-- The problem --
Write out the records below word for word, please.

>> Begin

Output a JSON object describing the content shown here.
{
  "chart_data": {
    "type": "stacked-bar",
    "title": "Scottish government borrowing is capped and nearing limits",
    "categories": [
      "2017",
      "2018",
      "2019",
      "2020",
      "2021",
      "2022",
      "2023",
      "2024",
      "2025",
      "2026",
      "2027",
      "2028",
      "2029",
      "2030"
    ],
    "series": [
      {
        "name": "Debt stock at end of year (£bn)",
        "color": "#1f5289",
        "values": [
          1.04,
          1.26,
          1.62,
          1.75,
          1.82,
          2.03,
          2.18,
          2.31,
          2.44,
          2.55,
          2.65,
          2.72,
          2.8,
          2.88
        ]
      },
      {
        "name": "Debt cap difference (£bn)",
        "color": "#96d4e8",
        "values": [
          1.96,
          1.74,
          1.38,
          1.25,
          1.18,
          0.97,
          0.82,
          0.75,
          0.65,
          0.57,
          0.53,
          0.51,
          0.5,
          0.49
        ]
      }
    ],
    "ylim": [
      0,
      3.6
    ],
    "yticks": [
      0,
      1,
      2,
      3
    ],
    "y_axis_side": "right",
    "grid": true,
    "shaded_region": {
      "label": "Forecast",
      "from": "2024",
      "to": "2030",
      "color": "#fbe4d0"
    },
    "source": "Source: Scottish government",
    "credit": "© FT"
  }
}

>> End

-- Response to this task --
Output a JSON object describing the content shown here.
{
  "chart_data": {
    "type": "stacked-bar",
    "title": "Scottish government borrowing is capped and nearing limits",
    "categories": [
      "2017",
      "2018",
      "2019",
      "2020",
      "2021",
      "2022",
      "2023",
      "2024",
      "2025",
      "2026",
      "2027",
      "2028",
      "2029",
      "2030"
    ],
    "series": [
      {
        "name": "Debt stock at end of year (£bn)",
        "color": "#1f5289",
        "values": [
          1.04,
          1.26,
          1.62,
          1.75,
          1.82,
          2.03,
          2.18,
          2.31,
          2.44,
          2.55,
          2.65,
          2.72,
          2.8,
          2.88
        ]
      },
      {
        "name": "Debt cap difference (£bn)",
        "color": "#96d4e8",
        "values": [
          1.96,
          1.74,
          1.38,
          1.25,
          1.18,
          0.97,
          0.82,
          0.75,
          0.65,
          0.57,
          0.53,
          0.51,
          0.5,
          0.49
        ]
      }
    ],
    "ylim": [
      0,
      3.6
    ],
    "yticks": [
      0,
      1,
      2,
      3
    ],
    "y_axis_side": "right",
    "grid": true,
    "shaded_region": {
      "label": "Forecast",
      "from": "2024",
      "to": "2030",
      "color": "#fbe4d0"
    },
    "source": "Source: Scottish government",
    "credit": "© FT"
  }
}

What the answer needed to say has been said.